PROMPT.
Repeat the data verbatim.

(Stored data)
--------------------------------

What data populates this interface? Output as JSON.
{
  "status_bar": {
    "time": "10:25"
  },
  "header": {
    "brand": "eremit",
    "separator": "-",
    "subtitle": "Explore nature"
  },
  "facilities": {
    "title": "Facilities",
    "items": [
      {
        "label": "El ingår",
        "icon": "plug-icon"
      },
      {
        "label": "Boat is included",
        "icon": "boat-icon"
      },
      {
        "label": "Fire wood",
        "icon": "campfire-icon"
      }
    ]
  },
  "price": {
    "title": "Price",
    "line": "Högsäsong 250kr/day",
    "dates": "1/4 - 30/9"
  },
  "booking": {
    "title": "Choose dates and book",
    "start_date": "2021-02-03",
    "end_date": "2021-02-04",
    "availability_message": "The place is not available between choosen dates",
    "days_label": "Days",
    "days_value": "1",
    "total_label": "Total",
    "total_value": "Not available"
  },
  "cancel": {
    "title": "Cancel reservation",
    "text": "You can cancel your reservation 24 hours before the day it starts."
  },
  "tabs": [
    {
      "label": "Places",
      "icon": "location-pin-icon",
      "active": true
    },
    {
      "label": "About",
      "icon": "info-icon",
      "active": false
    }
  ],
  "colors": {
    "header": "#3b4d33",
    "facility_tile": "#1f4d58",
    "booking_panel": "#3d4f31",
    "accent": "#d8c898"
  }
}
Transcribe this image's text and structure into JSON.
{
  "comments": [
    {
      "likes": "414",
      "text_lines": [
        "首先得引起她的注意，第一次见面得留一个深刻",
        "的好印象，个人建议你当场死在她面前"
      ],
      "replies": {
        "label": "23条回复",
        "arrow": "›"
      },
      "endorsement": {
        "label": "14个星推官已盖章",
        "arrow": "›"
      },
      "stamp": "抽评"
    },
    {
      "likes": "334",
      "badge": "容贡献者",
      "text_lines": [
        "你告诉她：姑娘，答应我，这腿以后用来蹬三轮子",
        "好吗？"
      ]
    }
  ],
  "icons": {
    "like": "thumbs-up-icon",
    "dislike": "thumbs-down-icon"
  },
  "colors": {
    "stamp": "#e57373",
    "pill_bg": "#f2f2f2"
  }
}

--------------------------------

ANSWER FOR THIS EXERCISE.
What data populates this interface? Output as JSON.
{
  "status_bar": {
    "time": "10:25"
  },
  "header": {
    "brand": "eremit",
    "separator": "-",
    "subtitle": "Explore nature"
  },
  "facilities": {
    "title": "Facilities",
    "items": [
      {
        "label": "El ingår",
        "icon": "plug-icon"
      },
      {
        "label": "Boat is included",
        "icon": "boat-icon"
      },
      {
        "label": "Fire wood",
        "icon": "campfire-icon"
      }
    ]
  },
  "price": {
    "title": "Price",
    "line": "Högsäsong 250kr/day",
    "dates": "1/4 - 30/9"
  },
  "booking": {
    "title": "Choose dates and book",
    "start_date": "2021-02-03",
    "end_date": "2021-02-04",
    "availability_message": "The place is not available between choosen dates",
    "days_label": "Days",
    "days_value": "1",
    "total_label": "Total",
    "total_value": "Not available"
  },
  "cancel": {
    "title": "Cancel reservation",
    "text": "You can cancel your reservation 24 hours before the day it starts."
  },
  "tabs": [
    {
      "label": "Places",
      "icon": "location-pin-icon",
      "active": true
    },
    {
      "label": "About",
      "icon": "info-icon",
      "active": false
    }
  ],
  "colors": {
    "header": "#3b4d33",
    "facility_tile": "#1f4d58",
    "booking_panel": "#3d4f31",
    "accent": "#d8c898"
  }
}
Transcribe this image's text and structure into JSON.
{
  "comments": [
    {
      "likes": "414",
      "text_lines": [
        "首先得引起她的注意，第一次见面得留一个深刻",
        "的好印象，个人建议你当场死在她面前"
      ],
      "replies": {
        "label": "23条回复",
        "arrow": "›"
      },
      "endorsement": {
        "label": "14个星推官已盖章",
        "arrow": "›"
      },
      "stamp": "抽评"
    },
    {
      "likes": "334",
      "badge": "容贡献者",
      "text_lines": [
        "你告诉她：姑娘，答应我，这腿以后用来蹬三轮子",
        "好吗？"
      ]
    }
  ],
  "icons": {
    "like": "thumbs-up-icon",
    "dislike": "thumbs-down-icon"
  },
  "colors": {
    "stamp": "#e57373",
    "pill_bg": "#f2f2f2"
  }
}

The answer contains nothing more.